*** EXTRACT TO READ ***

To verify Plenkovic’s claims, BIRN asked JANAF whether it had the technical capacity to supply both Hungary and Slovakia with oil. “JANAF is fully technically and organisationally ready to fully meet all the annual needs of MOL’s Central European refineries for crude oil, for which it has given a guarantee to MOL, the Republic of Croatia and the European Union,” JANAF answered unequivocally.
“The tests carried out on the flow of the oil pipeline from Omisalj to the Hungarian border, with a 95 per cent pipeline utilisation and the ability of MOL Group to take over crude oil at the delivery point, guarantee the transport of 12.9 million tonnes per year,” JANAF said, adding that MOL is a long-standing partner of JANAF.
Independent experts, however, continue to raise concerns about capacity issues. “The fact that a pipeline operates at a given capacity for a month is very different from maintaining continuous, long-term operations,” Attila Holoda, a former MOL executive and an ex-deputy state secretary, told the Hungarian investigative news site G7.
The energy analyst Potocar also warns that Slovakia shouldn’t rely solely on the Adria pipeline, noting it has never delivered crude to Slovakia year-round. “If there is a logistical problem, because of limits at the terminal, there may simply not be enough oil,” he told Hospodarske noviny.

*** End of EXTRACT TO READ ***
*** INFORMATION SUPPLIED ***

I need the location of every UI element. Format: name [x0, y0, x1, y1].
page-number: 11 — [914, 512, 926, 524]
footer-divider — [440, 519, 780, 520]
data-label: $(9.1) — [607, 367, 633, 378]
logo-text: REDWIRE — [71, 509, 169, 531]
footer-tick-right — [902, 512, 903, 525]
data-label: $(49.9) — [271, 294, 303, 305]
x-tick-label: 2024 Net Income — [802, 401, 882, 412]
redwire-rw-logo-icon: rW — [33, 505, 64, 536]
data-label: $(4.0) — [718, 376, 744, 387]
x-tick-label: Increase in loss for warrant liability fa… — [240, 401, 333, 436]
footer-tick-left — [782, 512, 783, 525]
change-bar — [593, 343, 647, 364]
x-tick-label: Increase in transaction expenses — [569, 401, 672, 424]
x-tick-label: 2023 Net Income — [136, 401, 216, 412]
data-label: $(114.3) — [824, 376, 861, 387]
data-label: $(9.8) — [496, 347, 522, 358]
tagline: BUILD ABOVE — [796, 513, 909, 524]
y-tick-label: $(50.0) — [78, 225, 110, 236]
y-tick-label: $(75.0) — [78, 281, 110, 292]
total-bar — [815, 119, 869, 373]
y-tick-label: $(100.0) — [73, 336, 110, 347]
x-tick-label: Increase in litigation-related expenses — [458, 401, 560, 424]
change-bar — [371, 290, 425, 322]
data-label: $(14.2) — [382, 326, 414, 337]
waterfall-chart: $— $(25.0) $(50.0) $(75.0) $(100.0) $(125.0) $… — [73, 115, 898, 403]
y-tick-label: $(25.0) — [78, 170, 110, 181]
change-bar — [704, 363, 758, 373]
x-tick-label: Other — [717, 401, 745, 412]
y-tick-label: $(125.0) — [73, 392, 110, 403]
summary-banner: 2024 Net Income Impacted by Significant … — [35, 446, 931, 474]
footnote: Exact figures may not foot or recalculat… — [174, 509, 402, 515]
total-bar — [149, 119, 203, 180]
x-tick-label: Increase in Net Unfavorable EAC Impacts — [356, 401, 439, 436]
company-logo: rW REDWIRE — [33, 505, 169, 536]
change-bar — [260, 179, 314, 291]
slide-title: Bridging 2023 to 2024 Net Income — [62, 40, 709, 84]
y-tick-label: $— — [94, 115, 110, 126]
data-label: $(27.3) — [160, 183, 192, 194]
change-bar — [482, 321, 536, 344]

*** End of INFORMATION SUPPLIED ***

WORK TASK 1:
List every person named in the oil pipeline text.
WORK TASK 2:
Copy the stretch of the oil pipeline text from "Independent experts, however, continue" through "news site G7.".
WORK TASK 3:
Carry on the oil pipeline text from where it stops.
The data are separate material that has nothing to do with the oil pipeline text.

EXPECTED OUTPUT 1:
Plenkovic, Attila Holoda, Potocar

EXPECTED OUTPUT 2:
Independent experts, however, continue to raise concerns about capacity issues. “The fact that a pipeline operates at a given capacity for a month is very different from maintaining continuous, long-term operations,” Attila Holoda, a former MOL executive and an ex-deputy state secretary, told the Hungarian investigative news site G7.

EXPECTED OUTPUT 3:
In an emailed statement to BIRN, MOL said that last week it and JANAF conducted several joint tests on the pipeline, though the results didn’t yet confirm it is capable of delivering a sufficient quantity of crude oil from the Adriatic Sea to Hungary and Slovakia on a long-term basis. During the tests, the pipeline was not able to operate at the required capacity for more than one to two hours at a time, it said.
“It is important to emphasise that the Adriatic pipeline plays a critical role in supplying Central Europe. However, in order for it to play a greater role beyond its current supplementary function, we must first have a clear understanding of what the Croatian section of the Adriatic pipeline is capable of and what condition it is in. Only then can we determine what is needed for it to reliably transport up to 40,000 tonnes of crude oil per day throughout the year,” the statement said.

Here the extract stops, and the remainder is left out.